- Descripción del problema -
Transcribe completo y sin cambios el extracto con las lecturas de Hebreos y del Evangelio según San Juan.

- Extracto -
Hermanos: Vosotros no os habéis acercado a un monte tangible, a un fuego encendido, a densos nubarrones, a la tormenta, al sonido de la trompeta; ni habéis oído aquella voz que el pueblo, al oírla, pidió que no les siguiera hablando.

Vosotros os habéis acercado al monte Sión, ciudad del Dios vivo, Jerusalén del cielo: a millares de ángeles, a la asamblea de los primogénitos inscritos en el cielo; a Dios, juez de todos, a las almas de los justos que han llegado a su destino y al Mediador de la nueva alianza, Jesús, y a la aspersión purificadora de una sangre que habla mejor que la de Abel.

(Hebreos 12, 18-19;22-24)

·    -  Lectura del santo Evangelio según San Juan:
 
En aquel tiempo, la mujer samaritana dijo a Jesús:

-          Señor, veo que tú eres un profeta. Nuestros padres dieron culto en este monte, y vosotros decís que el sitio donde se debe dar culto está en Jerusalén.

Jesús le dice:

-          Créeme, mujer:  se acerca la hora en que ni en este monte ni en Jerusalén daréis culto al Padre. Vosotros dais culto a uno que no conocéis; nosotros adoramos a uno que conocemos, porque la salvación viene de los judíos.

Pero se acerca la hora, ya está aquí, en que los que quieran dar culto verdadero adorarán al Padre en espíritu y verdad, porque el Padre desea que le den culto así. Dios es espíritu, y los que dan culto deben hacerlo en espíritu y verdad.

- Datos -

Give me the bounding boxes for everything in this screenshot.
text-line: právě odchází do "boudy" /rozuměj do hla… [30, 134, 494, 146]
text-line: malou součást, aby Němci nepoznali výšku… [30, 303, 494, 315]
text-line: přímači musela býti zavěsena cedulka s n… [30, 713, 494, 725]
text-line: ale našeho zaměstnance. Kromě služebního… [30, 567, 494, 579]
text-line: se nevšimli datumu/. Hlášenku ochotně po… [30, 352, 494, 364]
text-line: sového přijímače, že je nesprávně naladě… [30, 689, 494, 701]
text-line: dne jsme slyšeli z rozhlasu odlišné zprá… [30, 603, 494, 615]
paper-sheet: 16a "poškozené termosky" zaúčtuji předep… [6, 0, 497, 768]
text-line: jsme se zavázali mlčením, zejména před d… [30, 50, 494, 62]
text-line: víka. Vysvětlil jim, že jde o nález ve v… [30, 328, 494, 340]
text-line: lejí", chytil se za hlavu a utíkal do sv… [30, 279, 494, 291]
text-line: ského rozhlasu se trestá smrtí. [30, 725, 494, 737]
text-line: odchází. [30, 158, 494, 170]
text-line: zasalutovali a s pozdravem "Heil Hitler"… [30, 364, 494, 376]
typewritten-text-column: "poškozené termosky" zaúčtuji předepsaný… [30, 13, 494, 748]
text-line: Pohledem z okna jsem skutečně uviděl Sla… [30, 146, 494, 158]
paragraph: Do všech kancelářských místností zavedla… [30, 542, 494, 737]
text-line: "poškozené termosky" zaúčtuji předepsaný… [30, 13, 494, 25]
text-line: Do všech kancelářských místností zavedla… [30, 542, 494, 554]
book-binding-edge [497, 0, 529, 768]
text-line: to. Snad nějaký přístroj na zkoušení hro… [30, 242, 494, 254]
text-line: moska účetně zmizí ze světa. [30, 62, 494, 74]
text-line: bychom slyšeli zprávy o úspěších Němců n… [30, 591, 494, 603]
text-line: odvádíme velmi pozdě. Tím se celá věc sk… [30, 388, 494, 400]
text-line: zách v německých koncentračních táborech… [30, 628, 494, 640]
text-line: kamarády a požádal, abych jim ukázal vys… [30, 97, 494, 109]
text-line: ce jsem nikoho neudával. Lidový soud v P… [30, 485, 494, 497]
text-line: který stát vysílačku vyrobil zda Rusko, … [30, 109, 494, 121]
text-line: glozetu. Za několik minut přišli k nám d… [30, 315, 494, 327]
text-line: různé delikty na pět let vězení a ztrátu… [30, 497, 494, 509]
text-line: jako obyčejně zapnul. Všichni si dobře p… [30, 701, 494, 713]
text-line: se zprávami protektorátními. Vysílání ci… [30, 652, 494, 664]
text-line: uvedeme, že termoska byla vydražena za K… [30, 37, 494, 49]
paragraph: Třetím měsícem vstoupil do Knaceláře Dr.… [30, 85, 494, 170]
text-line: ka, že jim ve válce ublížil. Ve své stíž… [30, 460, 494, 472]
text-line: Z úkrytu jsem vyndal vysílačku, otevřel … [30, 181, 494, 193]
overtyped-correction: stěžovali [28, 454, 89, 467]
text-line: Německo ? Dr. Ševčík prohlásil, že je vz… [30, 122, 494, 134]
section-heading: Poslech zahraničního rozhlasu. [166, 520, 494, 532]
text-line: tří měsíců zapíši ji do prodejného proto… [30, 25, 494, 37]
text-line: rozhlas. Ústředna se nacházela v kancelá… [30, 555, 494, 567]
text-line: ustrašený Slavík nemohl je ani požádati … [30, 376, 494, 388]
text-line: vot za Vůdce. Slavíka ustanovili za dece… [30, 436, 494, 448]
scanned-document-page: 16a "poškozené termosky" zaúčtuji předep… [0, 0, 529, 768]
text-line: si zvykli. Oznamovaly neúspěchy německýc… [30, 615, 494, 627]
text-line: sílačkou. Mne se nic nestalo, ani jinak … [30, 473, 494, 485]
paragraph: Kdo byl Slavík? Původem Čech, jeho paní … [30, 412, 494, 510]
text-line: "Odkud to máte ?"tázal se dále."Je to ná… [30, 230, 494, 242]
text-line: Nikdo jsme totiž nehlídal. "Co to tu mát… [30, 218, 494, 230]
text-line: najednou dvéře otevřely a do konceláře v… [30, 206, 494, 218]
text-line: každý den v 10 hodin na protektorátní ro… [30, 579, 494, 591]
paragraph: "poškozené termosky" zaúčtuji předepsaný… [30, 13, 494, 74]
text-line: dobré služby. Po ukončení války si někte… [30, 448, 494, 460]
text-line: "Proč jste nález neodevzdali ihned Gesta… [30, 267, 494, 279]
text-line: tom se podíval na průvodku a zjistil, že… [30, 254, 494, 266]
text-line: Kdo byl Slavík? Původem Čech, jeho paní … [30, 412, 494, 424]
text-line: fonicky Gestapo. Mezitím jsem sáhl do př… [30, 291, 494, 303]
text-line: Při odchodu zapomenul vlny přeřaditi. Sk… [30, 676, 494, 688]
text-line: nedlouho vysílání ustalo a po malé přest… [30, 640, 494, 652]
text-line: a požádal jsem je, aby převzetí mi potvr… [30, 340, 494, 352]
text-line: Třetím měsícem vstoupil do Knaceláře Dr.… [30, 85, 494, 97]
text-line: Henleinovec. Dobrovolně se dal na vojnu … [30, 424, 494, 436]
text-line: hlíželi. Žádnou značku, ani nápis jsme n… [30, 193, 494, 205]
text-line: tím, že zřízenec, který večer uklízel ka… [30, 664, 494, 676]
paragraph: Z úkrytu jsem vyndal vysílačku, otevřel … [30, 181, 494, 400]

- Solución del ejercicio -
Hermanos: Vosotros no os habéis acercado a un monte tangible, a un fuego encendido, a densos nubarrones, a la tormenta, al sonido de la trompeta; ni habéis oído aquella voz que el pueblo, al oírla, pidió que no les siguiera hablando.

Vosotros os habéis acercado al monte Sión, ciudad del Dios vivo, Jerusalén del cielo: a millares de ángeles, a la asamblea de los primogénitos inscritos en el cielo; a Dios, juez de todos, a las almas de los justos que han llegado a su destino y al Mediador de la nueva alianza, Jesús, y a la aspersión purificadora de una sangre que habla mejor que la de Abel.

(Hebreos 12, 18-19;22-24)

·    -  Lectura del santo Evangelio según San Juan:
 
En aquel tiempo, la mujer samaritana dijo a Jesús:

-          Señor, veo que tú eres un profeta. Nuestros padres dieron culto en este monte, y vosotros decís que el sitio donde se debe dar culto está en Jerusalén.

Jesús le dice:

-          Créeme, mujer:  se acerca la hora en que ni en este monte ni en Jerusalén daréis culto al Padre. Vosotros dais culto a uno que no conocéis; nosotros adoramos a uno que conocemos, porque la salvación viene de los judíos.

Pero se acerca la hora, ya está aquí, en que los que quieran dar culto verdadero adorarán al Padre en espíritu y verdad, porque el Padre desea que le den culto así. Dios es espíritu, y los que dan culto deben hacerlo en espíritu y verdad.